| What you are asked to do |
Exclude the pictures and return every line exactly as written.
───── Supplied data ─────
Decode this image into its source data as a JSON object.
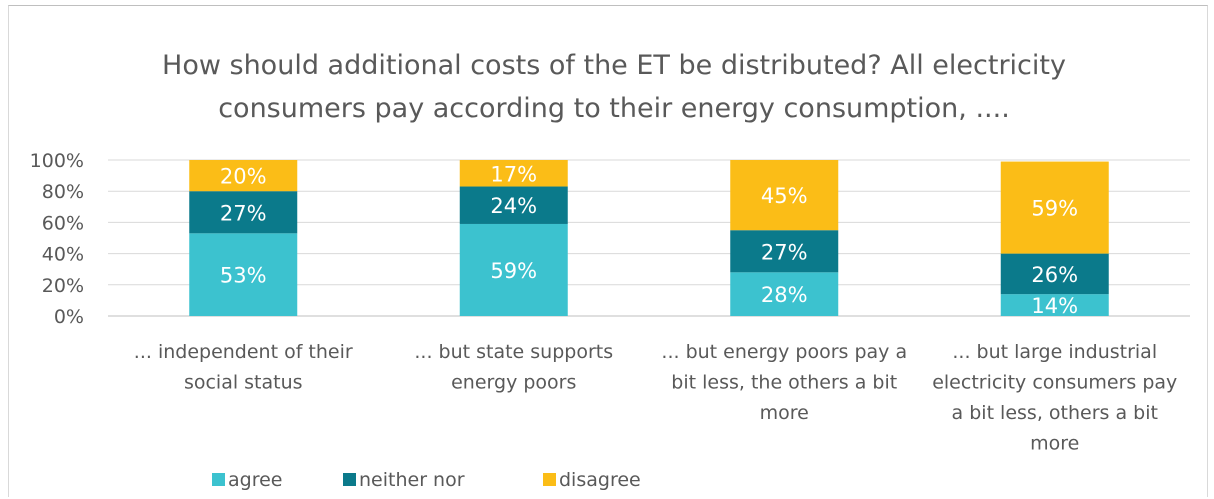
{
  "chart_data": {
    "type": "bar",
    "stacked": true,
    "title_lines": [
      "How should additional costs of the ET be distributed? All electricity",
      "consumers pay according to their energy consumption, ...."
    ],
    "categories": [
      [
        "... independent of their",
        "social status"
      ],
      [
        "... but state supports",
        "energy poors"
      ],
      [
        "... but energy poors pay a",
        "bit less, the others a bit",
        "more"
      ],
      [
        "... but large industrial",
        "electricity consumers pay",
        "a bit less, others a bit",
        "more"
      ]
    ],
    "series": [
      {
        "name": "agree",
        "values": [
          53,
          59,
          28,
          14
        ],
        "color": "#3cc2cf"
      },
      {
        "name": "neither nor",
        "values": [
          27,
          24,
          27,
          26
        ],
        "color": "#0b7a8b"
      },
      {
        "name": "disagree",
        "values": [
          20,
          17,
          45,
          59
        ],
        "color": "#fbbd17"
      }
    ],
    "ylim": [
      0,
      100
    ],
    "yticks": [
      "0%",
      "20%",
      "40%",
      "60%",
      "80%",
      "100%"
    ],
    "value_suffix": "%",
    "grid": true,
    "legend_position": "bottom-left"
  }
}
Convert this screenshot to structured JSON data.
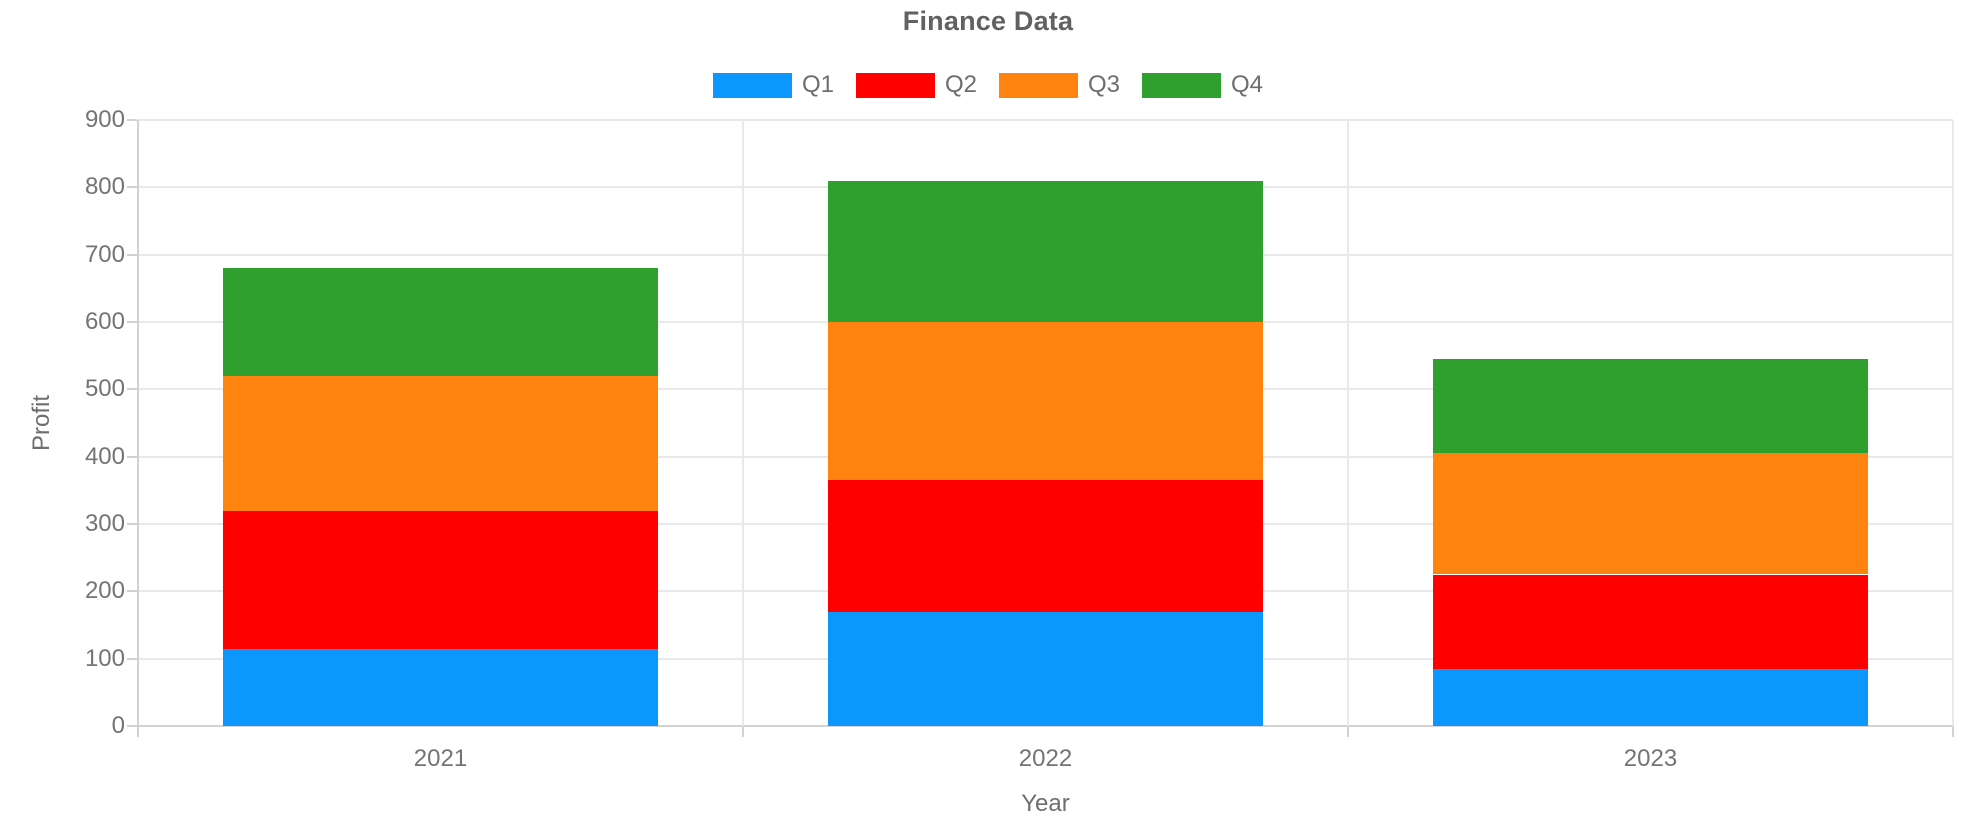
{
  "title": "Finance Data",
  "chart_data": {
    "type": "bar",
    "stacked": true,
    "title": "Finance Data",
    "xlabel": "Year",
    "ylabel": "Profit",
    "categories": [
      "2021",
      "2022",
      "2023"
    ],
    "series": [
      {
        "name": "Q1",
        "color": "#0b97fb",
        "values": [
          115,
          170,
          85
        ]
      },
      {
        "name": "Q2",
        "color": "#ff0000",
        "values": [
          205,
          195,
          140
        ]
      },
      {
        "name": "Q3",
        "color": "#ff830e",
        "values": [
          200,
          235,
          180
        ]
      },
      {
        "name": "Q4",
        "color": "#2fa02d",
        "values": [
          160,
          210,
          140
        ]
      }
    ],
    "stack_totals": [
      680,
      810,
      545
    ],
    "ylim": [
      0,
      900
    ],
    "ytick_step": 100,
    "yticks": [
      "0",
      "100",
      "200",
      "300",
      "400",
      "500",
      "600",
      "700",
      "800",
      "900"
    ],
    "grid": true,
    "legend_position": "top",
    "legend_labels": [
      "Q1",
      "Q2",
      "Q3",
      "Q4"
    ]
  },
  "colors": {
    "gridline": "#e9e9e9",
    "axis": "#d2d2d2",
    "tick_text": "#747474",
    "title_text": "#616161"
  }
}
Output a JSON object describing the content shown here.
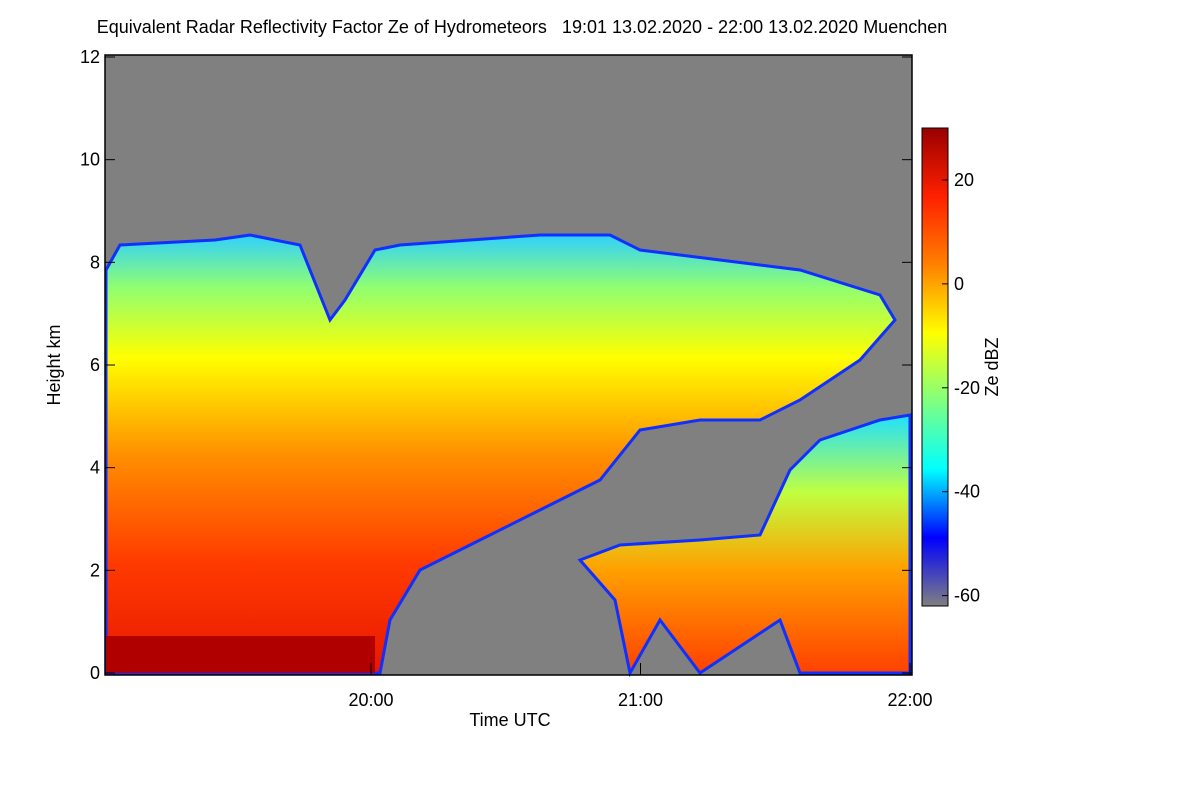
{
  "chart_data": {
    "type": "heatmap",
    "title": "Equivalent Radar Reflectivity Factor Ze of Hydrometeors   19:01 13.02.2020 - 22:00 13.02.2020 Muenchen",
    "xlabel": "Time UTC",
    "ylabel": "Height km",
    "xlim": [
      "19:01",
      "22:00"
    ],
    "xticks": [
      "20:00",
      "21:00",
      "22:00"
    ],
    "ylim": [
      0,
      12
    ],
    "yticks": [
      0,
      2,
      4,
      6,
      8,
      10,
      12
    ],
    "colorbar": {
      "label": "Ze dBZ",
      "lim": [
        -62,
        30
      ],
      "ticks": [
        -60,
        -40,
        -20,
        0,
        20
      ],
      "colors": [
        "#808080",
        "#0000ff",
        "#00ffff",
        "#80ff80",
        "#ffff00",
        "#ff8000",
        "#ff2000",
        "#990000"
      ]
    }
  }
}
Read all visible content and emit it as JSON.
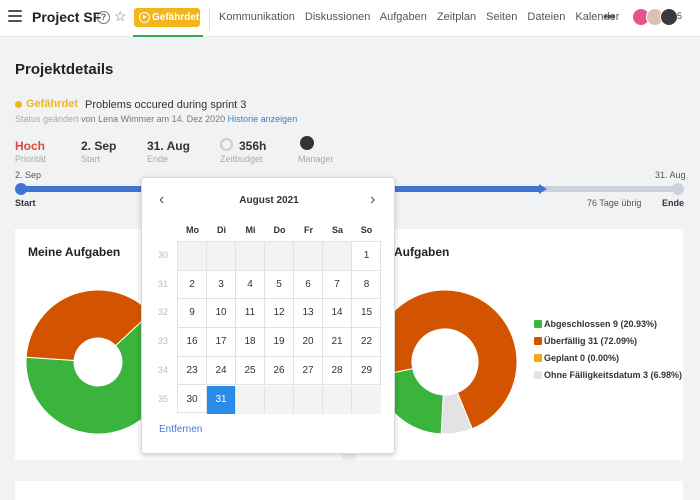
{
  "header": {
    "project_title": "Project SF",
    "status_button": "Gefährdet",
    "nav": [
      "Kommunikation",
      "Diskussionen",
      "Aufgaben",
      "Zeitplan",
      "Seiten",
      "Dateien",
      "Kalender"
    ],
    "more": "•••",
    "member_count": "5"
  },
  "details": {
    "title": "Projektdetails",
    "status_label": "Gefährdet",
    "status_text": "Problems occured during sprint 3",
    "changed_prefix": "Status geändert",
    "changed_by": "von Lena Wimmer am 14. Dez 2020",
    "history_link": "Historie anzeigen",
    "priority_value": "Hoch",
    "priority_label": "Priorität",
    "start_value": "2. Sep",
    "start_label": "Start",
    "end_value": "31. Aug",
    "end_label": "Ende",
    "budget_value": "356h",
    "budget_label": "Zeitbudget",
    "manager_label": "Manager"
  },
  "timeline": {
    "start_date": "2. Sep",
    "end_date": "31. Aug",
    "start_label": "Start",
    "end_label": "Ende",
    "remaining": "76 Tage übrig",
    "progress": 0.79
  },
  "panels": {
    "my_tasks_title": "Meine Aufgaben",
    "all_tasks_title": "Aufgaben"
  },
  "chart_data": [
    {
      "type": "pie",
      "title": "Meine Aufgaben",
      "slices": [
        {
          "value": 63,
          "color": "#3ab43c"
        },
        {
          "value": 37,
          "color": "#d35400"
        }
      ]
    },
    {
      "type": "pie",
      "title": "Aufgaben",
      "slices": [
        {
          "label": "Abgeschlossen 9 (20.93%)",
          "value": 20.93,
          "color": "#3ab43c"
        },
        {
          "label": "Überfällig 31 (72.09%)",
          "value": 72.09,
          "color": "#d35400"
        },
        {
          "label": "Geplant 0 (0.00%)",
          "value": 0.0,
          "color": "#f2a71b"
        },
        {
          "label": "Ohne Fälligkeitsdatum 3 (6.98%)",
          "value": 6.98,
          "color": "#e3e3e3"
        }
      ]
    }
  ],
  "datepicker": {
    "month_label": "August 2021",
    "weekdays": [
      "Mo",
      "Di",
      "Mi",
      "Do",
      "Fr",
      "Sa",
      "So"
    ],
    "week_numbers": [
      "30",
      "31",
      "32",
      "33",
      "34",
      "35"
    ],
    "weeks": [
      [
        "",
        "",
        "",
        "",
        "",
        "",
        "1"
      ],
      [
        "2",
        "3",
        "4",
        "5",
        "6",
        "7",
        "8"
      ],
      [
        "9",
        "10",
        "11",
        "12",
        "13",
        "14",
        "15"
      ],
      [
        "16",
        "17",
        "18",
        "19",
        "20",
        "21",
        "22"
      ],
      [
        "23",
        "24",
        "25",
        "26",
        "27",
        "28",
        "29"
      ],
      [
        "30",
        "31",
        "",
        "",
        "",
        "",
        ""
      ]
    ],
    "selected_day": "31",
    "remove_label": "Entfernen"
  }
}
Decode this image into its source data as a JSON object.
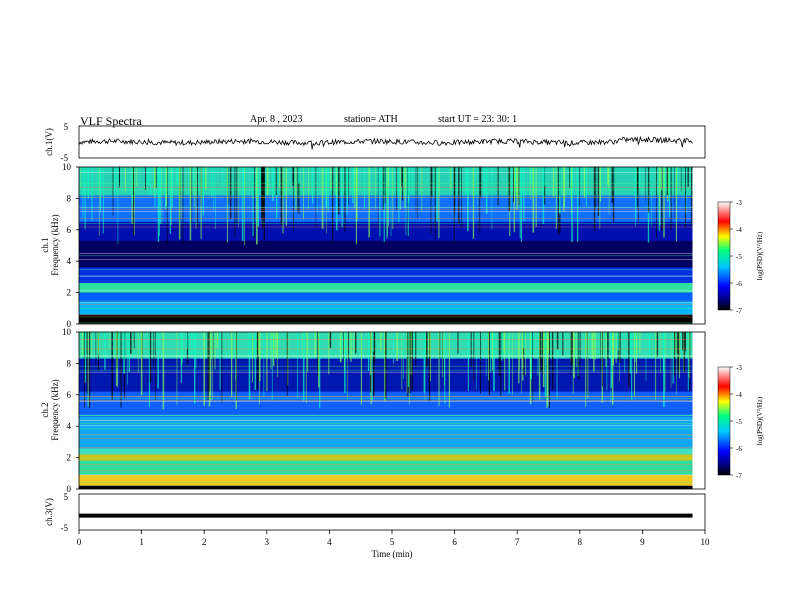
─────
| The output |
Decode this image into its source data as a JSON object.
{
  "chart_data": {
    "type": "bar",
    "stacked": true,
    "title_lines": [
      "How should additional costs of the ET be distributed? All electricity",
      "consumers pay according to their energy consumption, ...."
    ],
    "categories": [
      [
        "... independent of their",
        "social status"
      ],
      [
        "... but state supports",
        "energy poors"
      ],
      [
        "... but energy poors pay a",
        "bit less, the others a bit",
        "more"
      ],
      [
        "... but large industrial",
        "electricity consumers pay",
        "a bit less, others a bit",
        "more"
      ]
    ],
    "series": [
      {
        "name": "agree",
        "values": [
          53,
          59,
          28,
          14
        ],
        "color": "#3cc2cf"
      },
      {
        "name": "neither nor",
        "values": [
          27,
          24,
          27,
          26
        ],
        "color": "#0b7a8b"
      },
      {
        "name": "disagree",
        "values": [
          20,
          17,
          45,
          59
        ],
        "color": "#fbbd17"
      }
    ],
    "ylim": [
      0,
      100
    ],
    "yticks": [
      "0%",
      "20%",
      "40%",
      "60%",
      "80%",
      "100%"
    ],
    "value_suffix": "%",
    "grid": true,
    "legend_position": "bottom-left"
  }
}
Convert this screenshot to structured JSON data.
{
  "title": "Finance Data",
  "chart_data": {
    "type": "bar",
    "stacked": true,
    "title": "Finance Data",
    "xlabel": "Year",
    "ylabel": "Profit",
    "categories": [
      "2021",
      "2022",
      "2023"
    ],
    "series": [
      {
        "name": "Q1",
        "color": "#0b97fb",
        "values": [
          115,
          170,
          85
        ]
      },
      {
        "name": "Q2",
        "color": "#ff0000",
        "values": [
          205,
          195,
          140
        ]
      },
      {
        "name": "Q3",
        "color": "#ff830e",
        "values": [
          200,
          235,
          180
        ]
      },
      {
        "name": "Q4",
        "color": "#2fa02d",
        "values": [
          160,
          210,
          140
        ]
      }
    ],
    "stack_totals": [
      680,
      810,
      545
    ],
    "ylim": [
      0,
      900
    ],
    "ytick_step": 100,
    "yticks": [
      "0",
      "100",
      "200",
      "300",
      "400",
      "500",
      "600",
      "700",
      "800",
      "900"
    ],
    "grid": true,
    "legend_position": "top",
    "legend_labels": [
      "Q1",
      "Q2",
      "Q3",
      "Q4"
    ]
  },
  "colors": {
    "gridline": "#e9e9e9",
    "axis": "#d2d2d2",
    "tick_text": "#747474",
    "title_text": "#616161"
  }
}
Output a JSON object describing the content shown here.
{
  "chart_data": {
    "type": "heatmap",
    "title": "Equivalent Radar Reflectivity Factor Ze of Hydrometeors   19:01 13.02.2020 - 22:00 13.02.2020 Muenchen",
    "xlabel": "Time UTC",
    "ylabel": "Height km",
    "xlim": [
      "19:01",
      "22:00"
    ],
    "xticks": [
      "20:00",
      "21:00",
      "22:00"
    ],
    "ylim": [
      0,
      12
    ],
    "yticks": [
      0,
      2,
      4,
      6,
      8,
      10,
      12
    ],
    "colorbar": {
      "label": "Ze dBZ",
      "lim": [
        -62,
        30
      ],
      "ticks": [
        -60,
        -40,
        -20,
        0,
        20
      ],
      "colors": [
        "#808080",
        "#0000ff",
        "#00ffff",
        "#80ff80",
        "#ffff00",
        "#ff8000",
        "#ff2000",
        "#990000"
      ]
    }
  }
}
Read all visible content and emit it as JSON.
{
  "header": {
    "project_title": "Project SF",
    "status_button": "Gefährdet",
    "nav": [
      "Kommunikation",
      "Diskussionen",
      "Aufgaben",
      "Zeitplan",
      "Seiten",
      "Dateien",
      "Kalender"
    ],
    "more": "•••",
    "member_count": "5"
  },
  "details": {
    "title": "Projektdetails",
    "status_label": "Gefährdet",
    "status_text": "Problems occured during sprint 3",
    "changed_prefix": "Status geändert",
    "changed_by": "von Lena Wimmer am 14. Dez 2020",
    "history_link": "Historie anzeigen",
    "priority_value": "Hoch",
    "priority_label": "Priorität",
    "start_value": "2. Sep",
    "start_label": "Start",
    "end_value": "31. Aug",
    "end_label": "Ende",
    "budget_value": "356h",
    "budget_label": "Zeitbudget",
    "manager_label": "Manager"
  },
  "timeline": {
    "start_date": "2. Sep",
    "end_date": "31. Aug",
    "start_label": "Start",
    "end_label": "Ende",
    "remaining": "76 Tage übrig",
    "progress": 0.79
  },
  "panels": {
    "my_tasks_title": "Meine Aufgaben",
    "all_tasks_title": "Aufgaben"
  },
  "chart_data": [
    {
      "type": "pie",
      "title": "Meine Aufgaben",
      "slices": [
        {
          "value": 63,
          "color": "#3ab43c"
        },
        {
          "value": 37,
          "color": "#d35400"
        }
      ]
    },
    {
      "type": "pie",
      "title": "Aufgaben",
      "slices": [
        {
          "label": "Abgeschlossen 9 (20.93%)",
          "value": 20.93,
          "color": "#3ab43c"
        },
        {
          "label": "Überfällig 31 (72.09%)",
          "value": 72.09,
          "color": "#d35400"
        },
        {
          "label": "Geplant 0 (0.00%)",
          "value": 0.0,
          "color": "#f2a71b"
        },
        {
          "label": "Ohne Fälligkeitsdatum 3 (6.98%)",
          "value": 6.98,
          "color": "#e3e3e3"
        }
      ]
    }
  ],
  "datepicker": {
    "month_label": "August 2021",
    "weekdays": [
      "Mo",
      "Di",
      "Mi",
      "Do",
      "Fr",
      "Sa",
      "So"
    ],
    "week_numbers": [
      "30",
      "31",
      "32",
      "33",
      "34",
      "35"
    ],
    "weeks": [
      [
        "",
        "",
        "",
        "",
        "",
        "",
        "1"
      ],
      [
        "2",
        "3",
        "4",
        "5",
        "6",
        "7",
        "8"
      ],
      [
        "9",
        "10",
        "11",
        "12",
        "13",
        "14",
        "15"
      ],
      [
        "16",
        "17",
        "18",
        "19",
        "20",
        "21",
        "22"
      ],
      [
        "23",
        "24",
        "25",
        "26",
        "27",
        "28",
        "29"
      ],
      [
        "30",
        "31",
        "",
        "",
        "",
        "",
        ""
      ]
    ],
    "selected_day": "31",
    "remove_label": "Entfernen"
  }
}
Decode this image into its source data as a JSON object.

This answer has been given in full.